— Begin RECORDS FOR THIS EXERCISE —
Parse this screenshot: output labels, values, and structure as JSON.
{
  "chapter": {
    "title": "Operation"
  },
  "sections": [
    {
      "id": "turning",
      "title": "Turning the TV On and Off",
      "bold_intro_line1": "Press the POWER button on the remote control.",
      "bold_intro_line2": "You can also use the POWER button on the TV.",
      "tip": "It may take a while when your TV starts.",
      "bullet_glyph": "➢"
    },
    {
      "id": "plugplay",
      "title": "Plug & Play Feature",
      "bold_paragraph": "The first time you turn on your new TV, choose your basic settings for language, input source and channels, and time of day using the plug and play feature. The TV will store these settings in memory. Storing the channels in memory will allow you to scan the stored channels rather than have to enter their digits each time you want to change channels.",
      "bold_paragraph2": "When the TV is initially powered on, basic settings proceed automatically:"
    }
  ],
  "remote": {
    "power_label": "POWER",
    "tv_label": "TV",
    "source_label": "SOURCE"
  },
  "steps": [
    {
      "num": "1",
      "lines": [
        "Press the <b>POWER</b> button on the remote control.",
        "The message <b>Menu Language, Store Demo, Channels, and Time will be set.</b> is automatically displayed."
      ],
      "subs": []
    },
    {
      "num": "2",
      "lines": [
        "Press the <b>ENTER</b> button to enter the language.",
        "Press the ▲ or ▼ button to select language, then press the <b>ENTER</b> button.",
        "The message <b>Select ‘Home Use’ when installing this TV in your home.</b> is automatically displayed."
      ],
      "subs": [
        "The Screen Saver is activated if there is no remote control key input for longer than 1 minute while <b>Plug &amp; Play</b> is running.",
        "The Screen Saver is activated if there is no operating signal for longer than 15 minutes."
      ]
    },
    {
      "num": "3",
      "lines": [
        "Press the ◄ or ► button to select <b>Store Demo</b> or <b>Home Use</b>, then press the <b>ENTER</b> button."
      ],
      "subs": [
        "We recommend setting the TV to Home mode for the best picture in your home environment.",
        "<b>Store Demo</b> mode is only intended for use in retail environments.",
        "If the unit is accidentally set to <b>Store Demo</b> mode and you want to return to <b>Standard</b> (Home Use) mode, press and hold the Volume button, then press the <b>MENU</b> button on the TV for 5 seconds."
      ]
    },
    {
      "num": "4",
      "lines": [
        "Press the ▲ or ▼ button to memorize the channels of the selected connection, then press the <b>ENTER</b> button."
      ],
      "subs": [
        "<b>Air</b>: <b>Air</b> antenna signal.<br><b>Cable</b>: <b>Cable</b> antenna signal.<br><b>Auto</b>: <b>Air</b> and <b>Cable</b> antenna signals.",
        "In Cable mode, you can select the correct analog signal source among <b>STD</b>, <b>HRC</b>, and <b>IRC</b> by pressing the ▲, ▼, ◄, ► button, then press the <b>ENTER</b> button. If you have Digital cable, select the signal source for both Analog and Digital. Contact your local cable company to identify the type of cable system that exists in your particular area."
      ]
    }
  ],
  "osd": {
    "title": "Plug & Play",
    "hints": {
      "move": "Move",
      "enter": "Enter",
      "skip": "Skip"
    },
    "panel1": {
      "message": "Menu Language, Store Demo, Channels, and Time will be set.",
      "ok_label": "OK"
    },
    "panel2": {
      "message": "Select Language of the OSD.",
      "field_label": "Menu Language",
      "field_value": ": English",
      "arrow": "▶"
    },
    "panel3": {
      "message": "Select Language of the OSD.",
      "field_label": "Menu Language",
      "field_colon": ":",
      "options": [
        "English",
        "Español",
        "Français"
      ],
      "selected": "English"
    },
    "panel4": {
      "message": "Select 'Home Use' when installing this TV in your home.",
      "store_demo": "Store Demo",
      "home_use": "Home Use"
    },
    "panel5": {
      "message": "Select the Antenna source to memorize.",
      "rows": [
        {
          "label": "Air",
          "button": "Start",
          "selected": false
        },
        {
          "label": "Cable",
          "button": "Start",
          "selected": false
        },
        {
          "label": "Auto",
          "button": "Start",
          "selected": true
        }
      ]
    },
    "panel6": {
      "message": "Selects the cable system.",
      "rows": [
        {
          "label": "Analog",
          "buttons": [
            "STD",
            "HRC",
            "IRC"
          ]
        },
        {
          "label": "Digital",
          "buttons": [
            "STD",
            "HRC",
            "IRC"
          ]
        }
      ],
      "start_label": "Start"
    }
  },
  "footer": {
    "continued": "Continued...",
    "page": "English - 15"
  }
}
— End RECORDS FOR THIS EXERCISE —
§ REQUIREMENTS:
Write out the entire listing exactly.

§ RESPONSE TO THIS EXERCISE:
Parse this screenshot: output labels, values, and structure as JSON.
{
  "chapter": {
    "title": "Operation"
  },
  "sections": [
    {
      "id": "turning",
      "title": "Turning the TV On and Off",
      "bold_intro_line1": "Press the POWER button on the remote control.",
      "bold_intro_line2": "You can also use the POWER button on the TV.",
      "tip": "It may take a while when your TV starts.",
      "bullet_glyph": "➢"
    },
    {
      "id": "plugplay",
      "title": "Plug & Play Feature",
      "bold_paragraph": "The first time you turn on your new TV, choose your basic settings for language, input source and channels, and time of day using the plug and play feature. The TV will store these settings in memory. Storing the channels in memory will allow you to scan the stored channels rather than have to enter their digits each time you want to change channels.",
      "bold_paragraph2": "When the TV is initially powered on, basic settings proceed automatically:"
    }
  ],
  "remote": {
    "power_label": "POWER",
    "tv_label": "TV",
    "source_label": "SOURCE"
  },
  "steps": [
    {
      "num": "1",
      "lines": [
        "Press the <b>POWER</b> button on the remote control.",
        "The message <b>Menu Language, Store Demo, Channels, and Time will be set.</b> is automatically displayed."
      ],
      "subs": []
    },
    {
      "num": "2",
      "lines": [
        "Press the <b>ENTER</b> button to enter the language.",
        "Press the ▲ or ▼ button to select language, then press the <b>ENTER</b> button.",
        "The message <b>Select ‘Home Use’ when installing this TV in your home.</b> is automatically displayed."
      ],
      "subs": [
        "The Screen Saver is activated if there is no remote control key input for longer than 1 minute while <b>Plug &amp; Play</b> is running.",
        "The Screen Saver is activated if there is no operating signal for longer than 15 minutes."
      ]
    },
    {
      "num": "3",
      "lines": [
        "Press the ◄ or ► button to select <b>Store Demo</b> or <b>Home Use</b>, then press the <b>ENTER</b> button."
      ],
      "subs": [
        "We recommend setting the TV to Home mode for the best picture in your home environment.",
        "<b>Store Demo</b> mode is only intended for use in retail environments.",
        "If the unit is accidentally set to <b>Store Demo</b> mode and you want to return to <b>Standard</b> (Home Use) mode, press and hold the Volume button, then press the <b>MENU</b> button on the TV for 5 seconds."
      ]
    },
    {
      "num": "4",
      "lines": [
        "Press the ▲ or ▼ button to memorize the channels of the selected connection, then press the <b>ENTER</b> button."
      ],
      "subs": [
        "<b>Air</b>: <b>Air</b> antenna signal.<br><b>Cable</b>: <b>Cable</b> antenna signal.<br><b>Auto</b>: <b>Air</b> and <b>Cable</b> antenna signals.",
        "In Cable mode, you can select the correct analog signal source among <b>STD</b>, <b>HRC</b>, and <b>IRC</b> by pressing the ▲, ▼, ◄, ► button, then press the <b>ENTER</b> button. If you have Digital cable, select the signal source for both Analog and Digital. Contact your local cable company to identify the type of cable system that exists in your particular area."
      ]
    }
  ],
  "osd": {
    "title": "Plug & Play",
    "hints": {
      "move": "Move",
      "enter": "Enter",
      "skip": "Skip"
    },
    "panel1": {
      "message": "Menu Language, Store Demo, Channels, and Time will be set.",
      "ok_label": "OK"
    },
    "panel2": {
      "message": "Select Language of the OSD.",
      "field_label": "Menu Language",
      "field_value": ": English",
      "arrow": "▶"
    },
    "panel3": {
      "message": "Select Language of the OSD.",
      "field_label": "Menu Language",
      "field_colon": ":",
      "options": [
        "English",
        "Español",
        "Français"
      ],
      "selected": "English"
    },
    "panel4": {
      "message": "Select 'Home Use' when installing this TV in your home.",
      "store_demo": "Store Demo",
      "home_use": "Home Use"
    },
    "panel5": {
      "message": "Select the Antenna source to memorize.",
      "rows": [
        {
          "label": "Air",
          "button": "Start",
          "selected": false
        },
        {
          "label": "Cable",
          "button": "Start",
          "selected": false
        },
        {
          "label": "Auto",
          "button": "Start",
          "selected": true
        }
      ]
    },
    "panel6": {
      "message": "Selects the cable system.",
      "rows": [
        {
          "label": "Analog",
          "buttons": [
            "STD",
            "HRC",
            "IRC"
          ]
        },
        {
          "label": "Digital",
          "buttons": [
            "STD",
            "HRC",
            "IRC"
          ]
        }
      ],
      "start_label": "Start"
    }
  },
  "footer": {
    "continued": "Continued...",
    "page": "English - 15"
  }
}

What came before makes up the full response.